- **Set exercise**
Where does the string "filter" appear in the records? Copy every line that contains it.

— start Supplied material —

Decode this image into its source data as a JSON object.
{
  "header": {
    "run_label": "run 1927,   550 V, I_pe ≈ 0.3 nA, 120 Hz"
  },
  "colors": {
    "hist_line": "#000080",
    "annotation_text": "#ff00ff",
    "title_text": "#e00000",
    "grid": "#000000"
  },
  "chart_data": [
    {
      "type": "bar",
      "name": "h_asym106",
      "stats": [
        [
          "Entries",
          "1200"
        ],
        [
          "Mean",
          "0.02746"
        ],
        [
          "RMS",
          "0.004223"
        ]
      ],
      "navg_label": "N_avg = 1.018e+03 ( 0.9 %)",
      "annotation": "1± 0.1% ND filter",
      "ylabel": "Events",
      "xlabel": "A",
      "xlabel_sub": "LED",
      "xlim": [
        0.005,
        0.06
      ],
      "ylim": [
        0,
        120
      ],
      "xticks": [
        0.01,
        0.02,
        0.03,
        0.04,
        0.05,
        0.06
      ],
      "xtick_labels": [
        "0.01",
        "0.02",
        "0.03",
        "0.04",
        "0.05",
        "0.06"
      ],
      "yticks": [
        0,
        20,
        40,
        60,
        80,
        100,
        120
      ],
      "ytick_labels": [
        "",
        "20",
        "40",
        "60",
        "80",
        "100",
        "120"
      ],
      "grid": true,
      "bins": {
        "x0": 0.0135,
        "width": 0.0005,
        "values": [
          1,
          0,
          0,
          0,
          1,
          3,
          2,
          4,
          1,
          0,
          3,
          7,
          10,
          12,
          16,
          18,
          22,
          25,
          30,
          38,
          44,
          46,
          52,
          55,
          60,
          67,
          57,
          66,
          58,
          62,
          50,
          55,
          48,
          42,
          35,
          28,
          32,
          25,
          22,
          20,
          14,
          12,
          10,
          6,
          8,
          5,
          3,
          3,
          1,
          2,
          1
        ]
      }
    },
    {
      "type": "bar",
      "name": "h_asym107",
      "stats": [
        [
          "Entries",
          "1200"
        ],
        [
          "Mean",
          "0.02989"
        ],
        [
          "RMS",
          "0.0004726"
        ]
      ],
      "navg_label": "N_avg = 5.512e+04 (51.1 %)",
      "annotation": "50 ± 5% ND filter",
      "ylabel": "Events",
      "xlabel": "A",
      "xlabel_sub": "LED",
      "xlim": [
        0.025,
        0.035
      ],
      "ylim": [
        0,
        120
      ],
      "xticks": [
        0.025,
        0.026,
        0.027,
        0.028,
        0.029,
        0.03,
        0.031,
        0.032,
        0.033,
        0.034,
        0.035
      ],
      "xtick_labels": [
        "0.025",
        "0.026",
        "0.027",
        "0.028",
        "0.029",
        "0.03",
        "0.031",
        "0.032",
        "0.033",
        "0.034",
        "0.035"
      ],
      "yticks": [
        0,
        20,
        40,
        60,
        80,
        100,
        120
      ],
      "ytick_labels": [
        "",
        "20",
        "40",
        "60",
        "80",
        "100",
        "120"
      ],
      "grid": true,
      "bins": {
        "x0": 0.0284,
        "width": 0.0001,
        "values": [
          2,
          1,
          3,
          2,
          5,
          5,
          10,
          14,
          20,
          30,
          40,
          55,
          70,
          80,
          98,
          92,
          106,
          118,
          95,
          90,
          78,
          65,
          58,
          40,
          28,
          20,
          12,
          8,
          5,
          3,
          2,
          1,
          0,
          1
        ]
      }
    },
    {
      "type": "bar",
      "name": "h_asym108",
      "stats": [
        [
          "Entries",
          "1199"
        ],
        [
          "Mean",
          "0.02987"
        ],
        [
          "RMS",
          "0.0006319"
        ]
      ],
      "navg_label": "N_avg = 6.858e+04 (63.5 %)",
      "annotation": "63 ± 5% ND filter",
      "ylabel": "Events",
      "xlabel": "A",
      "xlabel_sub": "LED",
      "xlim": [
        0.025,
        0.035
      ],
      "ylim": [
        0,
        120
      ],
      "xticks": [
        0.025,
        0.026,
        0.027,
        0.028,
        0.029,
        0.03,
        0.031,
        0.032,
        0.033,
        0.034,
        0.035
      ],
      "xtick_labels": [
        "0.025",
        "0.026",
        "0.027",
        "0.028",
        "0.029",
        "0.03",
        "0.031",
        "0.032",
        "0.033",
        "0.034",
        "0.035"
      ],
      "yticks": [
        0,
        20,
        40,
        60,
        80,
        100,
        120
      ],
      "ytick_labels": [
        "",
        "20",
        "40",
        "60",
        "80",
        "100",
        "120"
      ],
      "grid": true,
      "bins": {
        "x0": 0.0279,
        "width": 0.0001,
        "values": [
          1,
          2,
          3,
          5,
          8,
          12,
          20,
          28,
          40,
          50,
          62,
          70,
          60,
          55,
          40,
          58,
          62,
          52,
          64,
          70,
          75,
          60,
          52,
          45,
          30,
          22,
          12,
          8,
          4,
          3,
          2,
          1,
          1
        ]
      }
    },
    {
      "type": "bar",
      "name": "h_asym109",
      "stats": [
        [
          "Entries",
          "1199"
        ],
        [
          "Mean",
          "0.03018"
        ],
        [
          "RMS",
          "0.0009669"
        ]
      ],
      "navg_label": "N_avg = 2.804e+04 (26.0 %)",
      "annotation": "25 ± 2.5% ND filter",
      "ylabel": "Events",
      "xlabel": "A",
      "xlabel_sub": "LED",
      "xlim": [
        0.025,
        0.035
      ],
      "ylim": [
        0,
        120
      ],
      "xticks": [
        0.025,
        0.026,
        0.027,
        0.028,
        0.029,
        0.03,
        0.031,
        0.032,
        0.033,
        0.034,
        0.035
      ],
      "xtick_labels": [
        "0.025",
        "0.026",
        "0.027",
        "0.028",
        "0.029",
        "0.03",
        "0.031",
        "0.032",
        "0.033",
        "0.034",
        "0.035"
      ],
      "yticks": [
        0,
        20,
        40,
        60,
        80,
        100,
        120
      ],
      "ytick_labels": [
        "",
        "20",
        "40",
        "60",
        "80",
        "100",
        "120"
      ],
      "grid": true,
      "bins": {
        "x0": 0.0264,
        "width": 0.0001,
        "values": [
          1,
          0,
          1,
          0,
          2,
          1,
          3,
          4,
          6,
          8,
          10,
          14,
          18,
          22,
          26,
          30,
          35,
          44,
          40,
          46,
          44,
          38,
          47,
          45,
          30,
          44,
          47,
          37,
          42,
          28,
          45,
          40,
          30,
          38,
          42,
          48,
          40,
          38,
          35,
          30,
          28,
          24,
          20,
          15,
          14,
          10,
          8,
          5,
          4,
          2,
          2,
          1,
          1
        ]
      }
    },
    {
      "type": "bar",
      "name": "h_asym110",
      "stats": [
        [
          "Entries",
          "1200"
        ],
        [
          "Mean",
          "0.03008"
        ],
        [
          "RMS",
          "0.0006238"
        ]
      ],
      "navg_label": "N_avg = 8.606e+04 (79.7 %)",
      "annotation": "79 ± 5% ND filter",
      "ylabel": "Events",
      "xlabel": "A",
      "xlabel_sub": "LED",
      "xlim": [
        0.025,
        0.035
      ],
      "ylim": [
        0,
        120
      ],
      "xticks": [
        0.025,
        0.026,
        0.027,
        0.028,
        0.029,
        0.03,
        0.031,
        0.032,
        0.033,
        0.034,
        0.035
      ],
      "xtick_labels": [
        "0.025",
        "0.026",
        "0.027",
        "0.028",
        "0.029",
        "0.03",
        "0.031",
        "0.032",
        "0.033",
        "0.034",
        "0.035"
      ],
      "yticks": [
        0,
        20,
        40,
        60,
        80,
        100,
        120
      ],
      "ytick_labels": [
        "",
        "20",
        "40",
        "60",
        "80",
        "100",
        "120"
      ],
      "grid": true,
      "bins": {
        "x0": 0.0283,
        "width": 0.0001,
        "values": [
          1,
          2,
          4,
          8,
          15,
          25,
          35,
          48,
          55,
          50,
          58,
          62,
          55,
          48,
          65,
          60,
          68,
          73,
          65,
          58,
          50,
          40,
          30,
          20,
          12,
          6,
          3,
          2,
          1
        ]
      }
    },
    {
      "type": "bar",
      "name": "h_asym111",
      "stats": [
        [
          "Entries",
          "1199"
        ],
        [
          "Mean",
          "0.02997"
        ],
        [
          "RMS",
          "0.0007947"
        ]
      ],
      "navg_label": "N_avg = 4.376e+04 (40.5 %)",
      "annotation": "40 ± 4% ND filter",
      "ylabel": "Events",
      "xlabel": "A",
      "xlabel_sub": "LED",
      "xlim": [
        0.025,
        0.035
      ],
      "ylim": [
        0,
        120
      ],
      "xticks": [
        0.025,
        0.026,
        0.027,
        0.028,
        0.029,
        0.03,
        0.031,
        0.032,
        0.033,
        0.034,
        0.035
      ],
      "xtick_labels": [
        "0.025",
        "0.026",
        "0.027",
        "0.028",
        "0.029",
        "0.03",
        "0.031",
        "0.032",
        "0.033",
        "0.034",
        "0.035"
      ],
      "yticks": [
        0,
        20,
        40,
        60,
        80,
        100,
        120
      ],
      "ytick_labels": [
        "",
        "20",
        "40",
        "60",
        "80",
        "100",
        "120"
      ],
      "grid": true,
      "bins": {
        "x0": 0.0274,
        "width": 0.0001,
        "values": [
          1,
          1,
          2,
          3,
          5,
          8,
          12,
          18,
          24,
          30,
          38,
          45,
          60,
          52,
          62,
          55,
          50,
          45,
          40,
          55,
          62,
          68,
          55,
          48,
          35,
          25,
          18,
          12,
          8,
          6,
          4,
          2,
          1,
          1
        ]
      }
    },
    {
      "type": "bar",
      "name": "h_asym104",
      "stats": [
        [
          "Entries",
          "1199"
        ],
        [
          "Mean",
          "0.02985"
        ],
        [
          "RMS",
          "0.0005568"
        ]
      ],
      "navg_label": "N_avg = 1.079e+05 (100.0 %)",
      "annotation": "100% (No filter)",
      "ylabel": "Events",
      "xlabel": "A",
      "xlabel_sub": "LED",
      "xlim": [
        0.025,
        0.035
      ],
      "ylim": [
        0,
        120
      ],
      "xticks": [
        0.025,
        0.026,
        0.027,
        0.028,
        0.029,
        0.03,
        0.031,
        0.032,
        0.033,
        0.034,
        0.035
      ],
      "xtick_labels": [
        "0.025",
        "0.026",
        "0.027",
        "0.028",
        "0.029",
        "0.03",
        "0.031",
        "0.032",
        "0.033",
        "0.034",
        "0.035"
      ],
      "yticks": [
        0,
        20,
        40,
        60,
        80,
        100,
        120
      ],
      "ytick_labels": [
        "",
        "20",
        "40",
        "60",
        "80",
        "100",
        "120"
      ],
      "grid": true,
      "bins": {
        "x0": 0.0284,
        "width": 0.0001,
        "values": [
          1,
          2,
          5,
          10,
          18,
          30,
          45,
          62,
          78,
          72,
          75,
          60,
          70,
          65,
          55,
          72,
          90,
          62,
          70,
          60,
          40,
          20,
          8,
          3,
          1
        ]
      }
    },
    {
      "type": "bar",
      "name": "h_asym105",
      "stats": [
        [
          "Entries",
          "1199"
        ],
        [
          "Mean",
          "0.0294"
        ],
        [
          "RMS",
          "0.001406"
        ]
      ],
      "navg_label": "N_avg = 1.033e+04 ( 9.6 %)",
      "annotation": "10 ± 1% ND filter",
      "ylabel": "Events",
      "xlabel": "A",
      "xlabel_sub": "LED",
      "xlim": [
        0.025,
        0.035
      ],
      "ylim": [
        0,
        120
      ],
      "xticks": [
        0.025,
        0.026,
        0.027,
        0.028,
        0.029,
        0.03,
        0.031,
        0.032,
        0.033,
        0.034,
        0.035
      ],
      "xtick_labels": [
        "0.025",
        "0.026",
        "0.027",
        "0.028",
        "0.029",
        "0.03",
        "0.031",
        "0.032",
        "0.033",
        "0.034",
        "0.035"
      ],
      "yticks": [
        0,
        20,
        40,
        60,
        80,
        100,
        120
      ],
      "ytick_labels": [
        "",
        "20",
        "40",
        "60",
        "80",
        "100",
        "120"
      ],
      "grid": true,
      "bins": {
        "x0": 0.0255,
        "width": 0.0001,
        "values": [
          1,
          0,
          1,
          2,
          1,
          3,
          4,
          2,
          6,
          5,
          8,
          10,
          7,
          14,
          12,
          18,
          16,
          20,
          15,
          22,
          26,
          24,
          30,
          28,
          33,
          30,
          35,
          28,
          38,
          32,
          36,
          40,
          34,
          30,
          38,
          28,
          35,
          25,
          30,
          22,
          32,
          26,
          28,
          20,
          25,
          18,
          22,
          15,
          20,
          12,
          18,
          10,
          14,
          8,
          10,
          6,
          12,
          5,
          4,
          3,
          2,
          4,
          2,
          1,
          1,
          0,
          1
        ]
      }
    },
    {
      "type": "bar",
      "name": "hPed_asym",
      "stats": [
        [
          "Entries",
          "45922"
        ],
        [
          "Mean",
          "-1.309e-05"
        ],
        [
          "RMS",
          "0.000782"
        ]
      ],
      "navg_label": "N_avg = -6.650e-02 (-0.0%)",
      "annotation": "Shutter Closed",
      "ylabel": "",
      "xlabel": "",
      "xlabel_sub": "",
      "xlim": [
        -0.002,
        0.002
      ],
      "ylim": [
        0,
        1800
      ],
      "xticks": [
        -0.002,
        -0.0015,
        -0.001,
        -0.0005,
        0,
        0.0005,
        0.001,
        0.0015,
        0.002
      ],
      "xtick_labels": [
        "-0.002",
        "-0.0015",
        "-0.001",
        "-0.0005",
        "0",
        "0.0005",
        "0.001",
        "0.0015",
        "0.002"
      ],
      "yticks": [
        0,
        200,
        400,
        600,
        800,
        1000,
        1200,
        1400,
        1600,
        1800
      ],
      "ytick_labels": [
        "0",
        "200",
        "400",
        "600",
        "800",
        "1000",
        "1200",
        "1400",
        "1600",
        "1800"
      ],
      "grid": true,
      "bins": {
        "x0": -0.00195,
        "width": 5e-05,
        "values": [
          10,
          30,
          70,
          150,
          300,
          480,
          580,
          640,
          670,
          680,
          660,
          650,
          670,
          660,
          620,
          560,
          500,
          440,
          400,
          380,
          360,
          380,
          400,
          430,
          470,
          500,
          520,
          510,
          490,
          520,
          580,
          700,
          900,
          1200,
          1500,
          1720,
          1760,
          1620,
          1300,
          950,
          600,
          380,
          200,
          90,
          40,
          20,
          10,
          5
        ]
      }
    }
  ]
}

— end Supplied material —

- **Written response**
      "annotation": "1± 0.1% ND filter",
      "annotation": "50 ± 5% ND filter",
      "annotation": "63 ± 5% ND filter",
      "annotation": "25 ± 2.5% ND filter",
      "annotation": "79 ± 5% ND filter",
      "annotation": "40 ± 4% ND filter",
      "annotation": "100% (No filter)",
      "annotation": "10 ± 1% ND filter",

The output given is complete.